# [GIVEN INSTRUCTION 1]
Summarize the post on forgiveness in two sentences.
# [GIVEN INSTRUCTION 2]
Collect every line of the records that contains the string "meta". Case counts.

Forgive And Forget?

“Even though I walk through the darkest valley, I fear no evil; for you are with me.”  Psalm 23:4

More than once I have used the following quote, written by me, as the status on my personal Facebook page:

“Forgiveness means you walk away from the hurt and into the Light.  You leave it in God’s hands and ask Him to send a resolution.  Forgiving someone doesn’t mean subjecting yourself to mistreatment or misery.  It just means you can let go and let God, and then be open to resolution when it presents itself.”

Because of the number of comments it always drew, and because so many of us find it difficult sometimes to forgive others or even ourselves, I wrote and posted the following in order to offer a little more in the way of explanation.  I think it is good to update and re-post it every so often to remind those of us who need it, and to help those who struggle with forgiveness.

First, I truly understand how difficult forgiveness can be.  I know there is no such thing as forgive and forget when there is serious hurt or serious consequences surrounding that which needs to be forgiven.  Also, don’t think that I speak from atop a pillar, never having experienced hurt or deep disappointment in someone.  I have, just as I am sure everyone has.

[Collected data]
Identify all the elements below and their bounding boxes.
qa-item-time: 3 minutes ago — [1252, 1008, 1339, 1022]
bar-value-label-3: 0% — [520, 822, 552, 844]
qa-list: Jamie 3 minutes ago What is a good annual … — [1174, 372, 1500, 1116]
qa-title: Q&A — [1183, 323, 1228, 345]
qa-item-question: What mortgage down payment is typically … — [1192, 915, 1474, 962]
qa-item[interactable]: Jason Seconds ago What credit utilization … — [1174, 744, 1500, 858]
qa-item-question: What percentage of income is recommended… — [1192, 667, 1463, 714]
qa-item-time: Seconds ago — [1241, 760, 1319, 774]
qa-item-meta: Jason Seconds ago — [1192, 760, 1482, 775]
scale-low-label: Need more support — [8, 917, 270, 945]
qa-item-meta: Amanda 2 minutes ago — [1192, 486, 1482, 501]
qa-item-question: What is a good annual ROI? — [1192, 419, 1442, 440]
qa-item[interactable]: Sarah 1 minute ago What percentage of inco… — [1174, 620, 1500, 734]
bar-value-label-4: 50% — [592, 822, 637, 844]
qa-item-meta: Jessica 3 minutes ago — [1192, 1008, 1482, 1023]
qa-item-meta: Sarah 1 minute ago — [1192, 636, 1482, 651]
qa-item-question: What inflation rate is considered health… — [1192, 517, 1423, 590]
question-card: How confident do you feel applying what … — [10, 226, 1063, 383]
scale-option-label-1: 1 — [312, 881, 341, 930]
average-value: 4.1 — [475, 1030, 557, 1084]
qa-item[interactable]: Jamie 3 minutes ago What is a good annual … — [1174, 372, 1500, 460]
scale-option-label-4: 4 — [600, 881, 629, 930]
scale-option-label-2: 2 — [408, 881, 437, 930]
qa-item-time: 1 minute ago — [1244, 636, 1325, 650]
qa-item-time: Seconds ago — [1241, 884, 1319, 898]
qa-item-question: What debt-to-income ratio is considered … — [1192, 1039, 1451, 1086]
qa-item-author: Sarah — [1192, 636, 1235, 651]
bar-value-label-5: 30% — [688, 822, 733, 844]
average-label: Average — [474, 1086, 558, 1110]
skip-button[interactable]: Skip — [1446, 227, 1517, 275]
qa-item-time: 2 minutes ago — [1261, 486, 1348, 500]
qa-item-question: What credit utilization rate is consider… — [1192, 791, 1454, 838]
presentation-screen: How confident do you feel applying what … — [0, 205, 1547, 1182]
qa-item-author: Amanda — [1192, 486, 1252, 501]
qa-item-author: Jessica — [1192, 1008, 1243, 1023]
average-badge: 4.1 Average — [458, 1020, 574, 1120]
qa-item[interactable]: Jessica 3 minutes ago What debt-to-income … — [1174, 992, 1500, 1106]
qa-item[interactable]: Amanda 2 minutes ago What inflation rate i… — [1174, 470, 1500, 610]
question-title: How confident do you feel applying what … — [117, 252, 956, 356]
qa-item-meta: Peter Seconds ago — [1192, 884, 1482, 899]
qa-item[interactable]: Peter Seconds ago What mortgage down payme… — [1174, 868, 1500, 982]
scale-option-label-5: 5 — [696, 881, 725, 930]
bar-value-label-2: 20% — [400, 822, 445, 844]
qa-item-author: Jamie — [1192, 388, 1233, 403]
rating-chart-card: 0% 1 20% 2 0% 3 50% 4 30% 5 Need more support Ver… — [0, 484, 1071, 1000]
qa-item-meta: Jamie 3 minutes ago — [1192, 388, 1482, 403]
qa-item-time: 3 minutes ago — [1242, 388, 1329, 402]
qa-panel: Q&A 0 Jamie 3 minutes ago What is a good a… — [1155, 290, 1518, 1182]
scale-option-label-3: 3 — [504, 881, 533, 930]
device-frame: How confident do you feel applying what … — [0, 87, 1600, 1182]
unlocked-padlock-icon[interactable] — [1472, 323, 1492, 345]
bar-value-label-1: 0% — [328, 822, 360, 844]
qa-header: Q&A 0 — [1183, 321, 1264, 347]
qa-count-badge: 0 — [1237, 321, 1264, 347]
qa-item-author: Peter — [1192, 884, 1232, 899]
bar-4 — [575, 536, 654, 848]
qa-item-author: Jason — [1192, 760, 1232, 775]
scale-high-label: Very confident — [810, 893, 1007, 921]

# [TASK ANSWER 1]
The author has often posted a self-written quote on Facebook saying that forgiveness means walking away from the hurt, leaving it in God's hands, and letting go without subjecting yourself to mistreatment. Because the quote drew many comments and many people struggle to forgive, the author wrote an explanation, admitting that there is no forgive-and-forget when the hurt is serious and that the author has been hurt too.

# [TASK ANSWER 2]
qa-item-meta: Jason Seconds ago — [1192, 760, 1482, 775]
qa-item-meta: Amanda 2 minutes ago — [1192, 486, 1482, 501]
qa-item-meta: Jessica 3 minutes ago — [1192, 1008, 1482, 1023]
qa-item-meta: Sarah 1 minute ago — [1192, 636, 1482, 651]
qa-item-meta: Peter Seconds ago — [1192, 884, 1482, 899]
qa-item-meta: Jamie 3 minutes ago — [1192, 388, 1482, 403]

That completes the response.